Instructions:
**A)** From the IMR panel text, reproduce everything from "Loic Marechal graduated" down to "and GPU computing.".
**B)** Using the IMR panel text, answer these questions:
(i) How long is the professional development session at the 20th IMR?
(ii) In what year did Ted Blacker join Sandia National Labs?
(iii) Where did Loic Marechal move in 1999?
**C)** Rewrite the paragraph of the IMR panel text that begins "Cecil Armstrong is Professor" as a short bulleted list, keeping its main facts.

Passage to read:
****************************************

The 20th IMR will have an hour and fifteen minutes professional development session targeted towards students and postdocs. This is a discussion type session where seven panel members, who are experts from academia, industry, and labs, address questions from the audience and session chair. The potential topics include forthcoming trends in meshing, desired skill-profile for university/industry/lab jobs, impact of alternate methods (meshless methods, isogeometric analysis, etc.), meshing jobs growth in currently economy, etc.


Panel Members

Cecil Armstrong is Professor of Computer Aided Engineering at the Queen’s University in Belfast in Northern Ireland. He attended the very first International Meshing Roundtable at Northwestern University in Chicago in 1992. He is probably best known for suggesting the use of the Medial Axis Transform for recognising geometric features of significance in meshing and modelling. The projects he is associated with currently include CRESCENDO, a large consortium of European aerospace companies, research institutes and universities.

Ted Blacker has been active in the meshing and pre-processing arena for most of his career. He joined Sandia National Labs in 1983 with an MS degree from BYU. Initial successes in automating existing 2D meshing algorithms led to the break-through paving technology for all-quad meshing of arbitrary surfaces. This technology eventually won an R&D 100 award in 1992. Dr. Blacker established the CUBIT project at Sandia, a successful and vibrant pre-processing research and development effort now in its 20th year. He also founded the Meshing Roundtable conference now in its 20th year. Ted completed his PhD at Northwestern, worked in private industry for Fluent, Inc., for 8 years and then returned to SNL to manage CUBIT and related programs. He has published extensively, served on temporary assignment to the DoD CREATE program in Washington DC, and currently manages a department with several HPC computational analysis development teams.

Loic Marechal graduated from CNAM university in 1997 and joined the Gamma team at INRIA to work on adaptive quadtree mesh generation (work published in IMR 7). In 1999 he moved to Bertin where he developed a hex mesh refinement software and went back to INRIA in 2000 to work on a full scale hex mesher project called Hexotic (IMR 10 & 18). In 2010, he began working in Meshing I-Lab - a common laboratory shared by Distene and INRIA – in the areas of surface mesh cleaning, hex meshing, multi-threading and GPU computing.

****************************************

Records provided:
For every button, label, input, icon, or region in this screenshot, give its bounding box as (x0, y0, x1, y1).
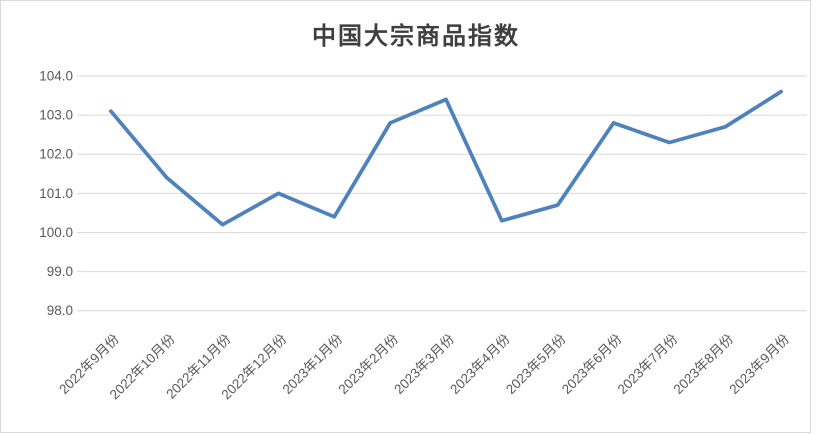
y-axis-tick-label: 101.0 (39, 186, 73, 201)
y-axis-tick-label: 103.0 (39, 108, 73, 123)
chart-title: 中国大宗商品指数 (312, 21, 520, 50)
chart-border (0, 0, 811, 433)
data-series-line (109, 89, 783, 227)
y-axis-tick-label: 98.0 (47, 303, 73, 318)
y-axis-tick-label: 100.0 (39, 225, 73, 240)
y-axis-tick-label: 104.0 (39, 69, 73, 84)
y-axis-tick-label: 102.0 (39, 147, 73, 162)
y-axis-tick-label: 99.0 (47, 264, 73, 279)
x-axis-tick-label: 2023年9月份 (726, 331, 792, 397)
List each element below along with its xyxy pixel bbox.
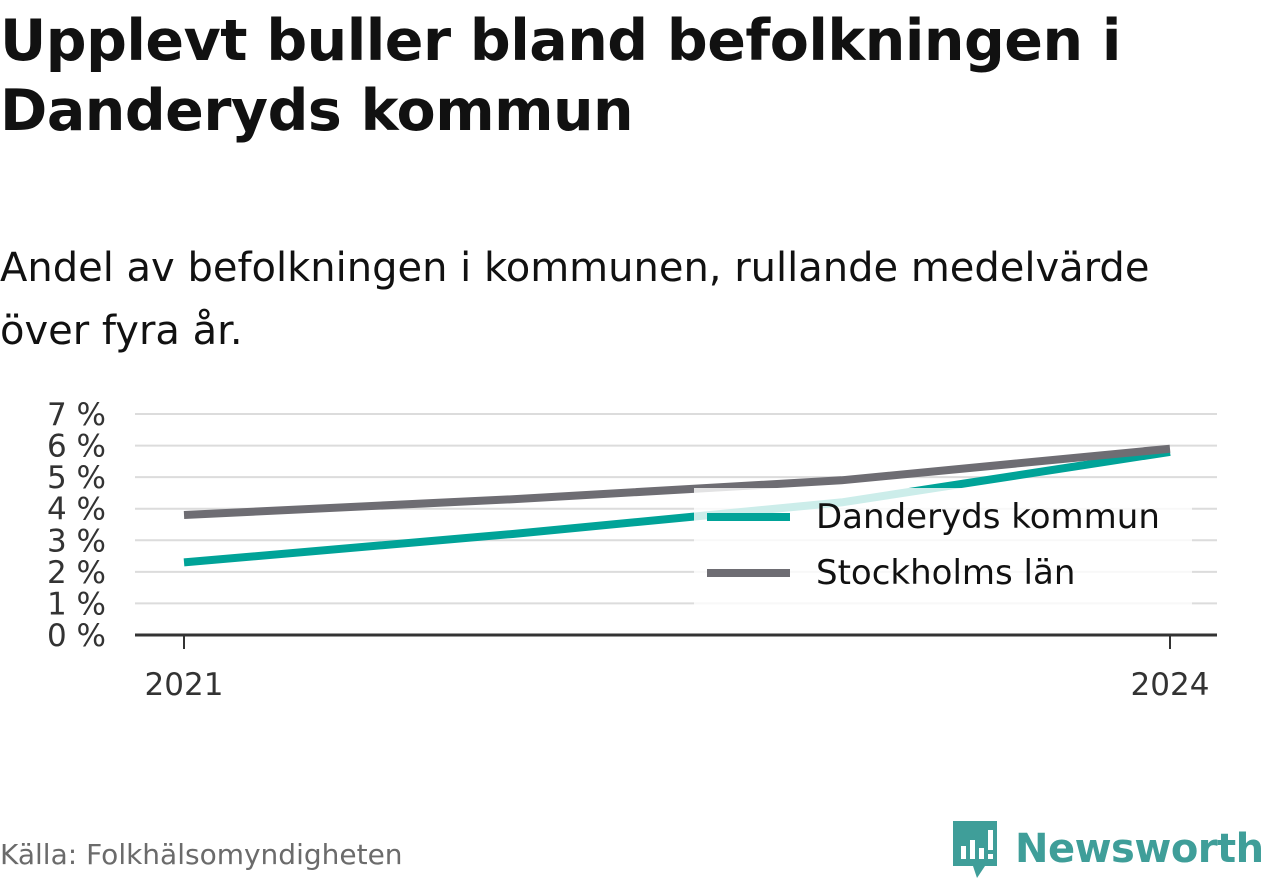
brand-name: Newsworthy <box>1015 826 1262 872</box>
line-chart: 0 %1 %2 %3 %4 %5 %6 %7 % 2021 2024 Dander… <box>47 397 1217 703</box>
brand-logo: Newsworthy <box>951 818 1262 880</box>
series-line-1 <box>183 444 1171 520</box>
y-tick-label: 0 % <box>47 618 106 654</box>
y-tick-label: 1 % <box>47 586 106 622</box>
x-axis-ticks: 2021 2024 <box>145 635 1210 703</box>
y-tick-label: 7 % <box>47 397 106 433</box>
legend-label: Stockholms län <box>816 553 1075 593</box>
chart-subtitle: Andel av befolkningen i kommunen, rullan… <box>0 245 1150 354</box>
x-tick-label: 2024 <box>1131 667 1210 703</box>
y-tick-label: 3 % <box>47 523 106 559</box>
source-note: Källa: Folkhälsomyndigheten <box>0 838 403 871</box>
legend-background <box>694 488 1192 606</box>
newsworthy-logo-icon <box>953 821 997 878</box>
legend-label: Danderyds kommun <box>816 497 1160 537</box>
legend: Danderyds kommun Stockholms län <box>694 488 1192 606</box>
x-tick-label: 2021 <box>145 667 224 703</box>
series-lines <box>183 444 1171 567</box>
y-tick-label: 5 % <box>47 460 106 496</box>
series-line-0 <box>183 447 1171 567</box>
chart-title: Upplevt buller bland befolkningen i Dand… <box>0 8 1121 144</box>
y-tick-label: 4 % <box>47 492 106 528</box>
y-tick-label: 2 % <box>47 555 106 591</box>
y-axis-ticks: 0 %1 %2 %3 %4 %5 %6 %7 % <box>47 397 106 654</box>
y-tick-label: 6 % <box>47 429 106 465</box>
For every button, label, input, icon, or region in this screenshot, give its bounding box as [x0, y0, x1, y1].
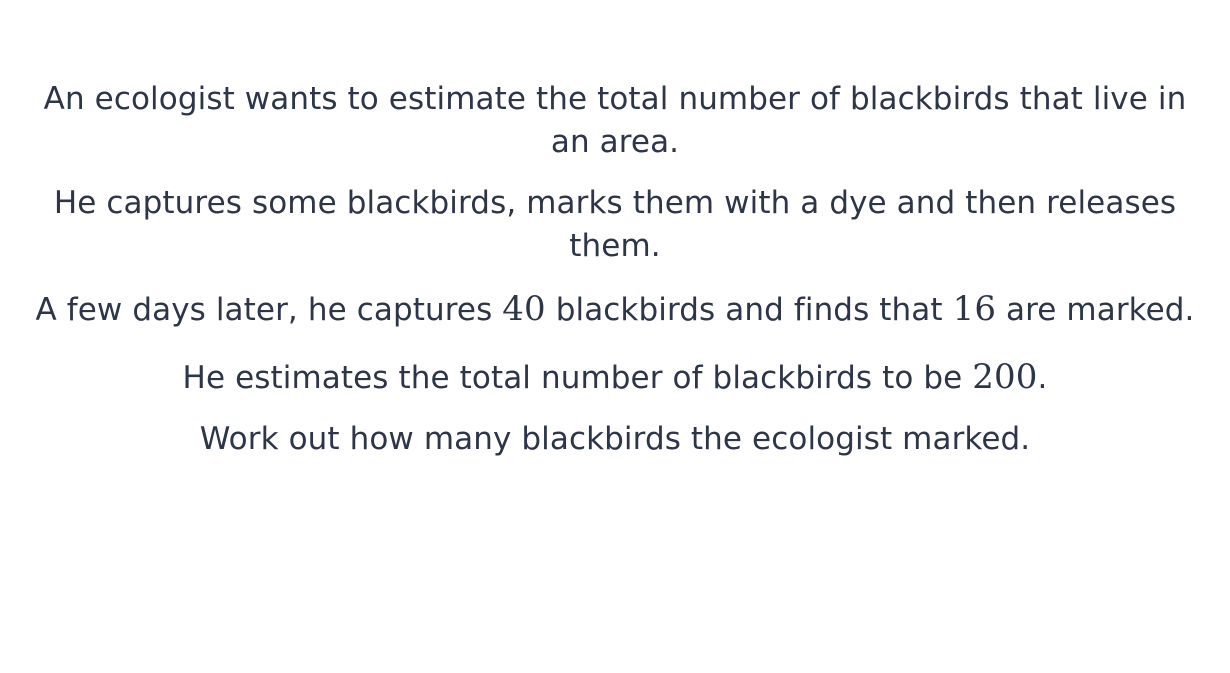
paragraph-context: An ecologist wants to estimate the total…: [43, 81, 1187, 160]
paragraph-task: Work out how many blackbirds the ecologi…: [199, 421, 1031, 457]
paragraph-capture: He captures some blackbirds, marks them …: [53, 185, 1177, 264]
marked-count: 16: [952, 289, 997, 329]
paragraph-recapture: A few days later, he captures 40 blackbi…: [25, 286, 1205, 334]
recapture-text-mid: blackbirds and finds that: [545, 292, 953, 328]
paragraph-estimate: He estimates the total number of blackbi…: [25, 356, 1205, 400]
recapture-text-pre: A few days later, he captures: [35, 292, 503, 328]
estimate-total: 200: [972, 357, 1038, 397]
estimate-text-pre: He estimates the total number of blackbi…: [182, 360, 973, 396]
recapture-text-post: are marked.: [996, 292, 1195, 328]
estimate-text-post: .: [1037, 360, 1048, 396]
captured-count: 40: [502, 289, 546, 329]
question-text: An ecologist wants to estimate the total…: [0, 78, 1230, 479]
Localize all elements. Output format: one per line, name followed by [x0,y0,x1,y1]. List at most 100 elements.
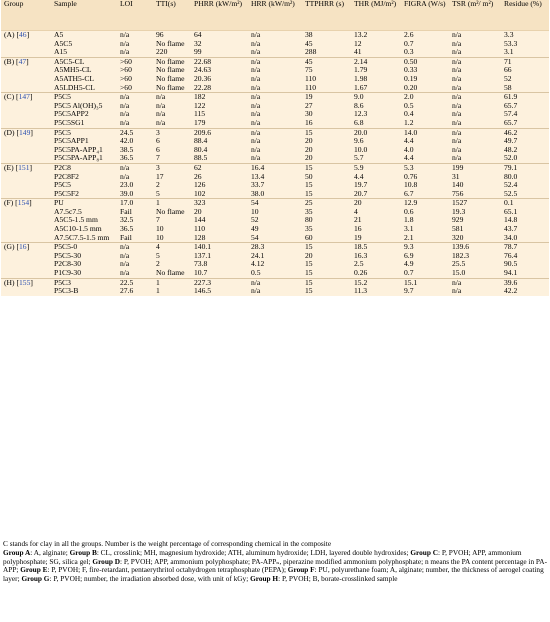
table-cell: 39.0 [120,189,134,198]
table-cell: 4 [153,242,191,252]
table-cell: 6 [156,137,160,146]
table-cell: 9.6 [354,137,364,146]
table-cell: 3.3 [501,29,549,40]
table-cell: n/a [449,127,501,138]
table-cell: 0.7 [404,269,414,278]
table-row: P5C5PA-APP₄1 38.5 6 80.4 n/a 20 10.0 4.0 n/a 48.2 [1,145,549,155]
table-cell: n/a [120,101,130,110]
table-cell: 15.0 [452,269,466,278]
table-cell: 0.5 [404,101,414,110]
table-cell: 31 [452,172,460,181]
table-cell: 126 [194,181,206,190]
table-cell: 2.1 [404,233,414,242]
reference-link[interactable]: 155 [18,278,31,287]
reference-link[interactable]: 147 [18,92,30,102]
table-row: (C) [147] P5C5 n/a n/a 182 n/a 19 9.0 2.0 n/a 61.9 [1,92,549,129]
table-cell: 96 [153,29,191,40]
table-cell: 2.5 [354,260,364,269]
table-cell: >60 [120,74,132,83]
table-cell: 20.7 [354,189,368,198]
reference-link[interactable]: 149 [18,128,31,137]
table-cell: 146.5 [194,287,212,296]
table-cell: 32.5 [120,216,134,225]
table-cell: 20 [194,207,202,216]
table-cell: 26 [194,172,202,181]
table-cell: n/a [449,92,501,102]
footnote-text: : P, PVOH; number, the irradiation absor… [49,574,251,584]
table-cell: 45 [302,56,351,67]
table-cell: 52 [504,74,512,83]
table-cell: 4 [354,207,358,216]
table-cell: 756 [452,189,464,198]
table-row: P2C8-30 n/a 2 73.8 4.12 15 2.5 4.9 25.5 90.5 [1,260,549,270]
table-cell: 38.0 [251,189,265,198]
table-cell: 140 [452,181,464,190]
table-cell: n/a [452,110,462,119]
table-cell: n/a [251,66,261,75]
table-cell: 0.7 [404,39,414,48]
table-cell: 25.5 [452,260,466,269]
table-cell: 46.2 [501,127,549,138]
footnote-text: : P, PVOH; B, borate-crosslinked sample [278,574,398,584]
table-cell: 38 [302,29,351,40]
table-row: A5C10-1.5 mm 36.5 10 110 49 35 16 3.1 581 43.7 [1,225,549,234]
table-cell: P2C8 [51,162,117,173]
table-cell: 21 [354,216,362,225]
table-row: P5C5APP2 n/a n/a 115 n/a 30 12.3 0.4 n/a 57.4 [1,110,549,119]
table-cell: 20 [351,198,401,208]
table-cell: n/a [251,74,261,83]
table-cell: P5C5 Al(OH)₃5 [54,101,103,110]
table-row: A7.5c7.5 Fail No flame 20 10 35 4 0.6 19.3 65.1 [1,207,549,217]
table-cell: n/a [449,277,501,288]
table-cell: 71 [501,56,549,67]
footnote-text: : PU, polyurethane foam; A, alginate; nu… [3,565,544,584]
table-cell: 7 [156,216,160,225]
reference-link[interactable]: 46 [18,30,27,39]
table-cell: P5C3-B [54,287,79,296]
table-cell: 15 [305,287,313,296]
group-label: (D) [149] [1,127,51,164]
table-cell: 34.0 [504,233,518,242]
footnote-group-label: Group D [92,556,121,566]
table-cell: n/a [251,154,261,163]
table-cell: >60 [117,56,153,67]
table-cell: 220 [156,48,168,57]
reference-link[interactable]: 154 [17,198,30,208]
reference-link[interactable]: 151 [18,163,30,172]
table-cell: 20 [305,145,313,154]
table-cell: 288 [305,48,317,57]
table-cell: 15 [305,181,313,190]
table-cell: 15 [302,277,351,288]
table-cell: 36.5 [120,154,134,163]
table-cell: 57.4 [504,110,518,119]
table-cell: 16.3 [354,251,368,260]
table-cell: No flame [156,269,185,278]
footnote-group-label: Group A [3,547,31,557]
table-cell: 42.0 [120,137,134,146]
table-cell: 65.7 [504,118,518,127]
table-cell: 5.9 [351,162,401,173]
table-cell: n/a [251,39,261,48]
table-cell: 38.5 [120,145,134,154]
table-cell: 128 [194,233,206,242]
table-cell: 7 [156,154,160,163]
table-cell: No flame [153,56,191,67]
column-header: Residue (%) [501,0,549,31]
table-cell: A5ATH5-CL [54,74,95,83]
table-cell: 13.2 [351,29,401,40]
table-cell: 323 [191,198,248,208]
reference-link[interactable]: 16 [18,242,27,252]
table-cell: n/a [248,56,302,67]
table-cell: 4.12 [251,260,265,269]
table-row: (E) [151] P2C8 n/a 3 62 16.4 15 5.9 5.3 199 79.1 [1,162,549,199]
table-cell: 6.8 [354,118,364,127]
table-cell: 122 [194,101,206,110]
table-cell: n/a [117,92,153,102]
reference-link[interactable]: 47 [18,57,27,66]
footnote-text: C stands for clay in all the groups. Num… [3,539,332,548]
table-cell: n/a [248,277,302,288]
table-cell: 110 [194,225,206,234]
table-cell: 19.7 [354,181,368,190]
table-cell: >60 [120,83,132,92]
table-cell: 9.7 [404,287,414,296]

****************************************

Final answers:
**A)**
Loic Marechal graduated from CNAM university in 1997 and joined the Gamma team at INRIA to work on adaptive quadtree mesh generation (work published in IMR 7). In 1999 he moved to Bertin where he developed a hex mesh refinement software and went back to INRIA in 2000 to work on a full scale hex mesher project called Hexotic (IMR 10 & 18). In 2010, he began working in Meshing I-Lab - a common laboratory shared by Distene and INRIA – in the areas of surface mesh cleaning, hex meshing, multi-threading and GPU computing.

**B)**
(i) An hour and fifteen minutes.
(ii) 1983.
(iii) Bertin.

**C)**
- Professor of Computer Aided Engineering at the Queen's University in Belfast, Northern Ireland
- Attended the first International Meshing Roundtable at Northwestern University in Chicago in 1992
- Probably best known for suggesting the Medial Axis Transform for recognizing geometric features of significance in meshing and modeling
- Current projects include CRESCENDO, a large consortium of European aerospace companies, research institutes and universities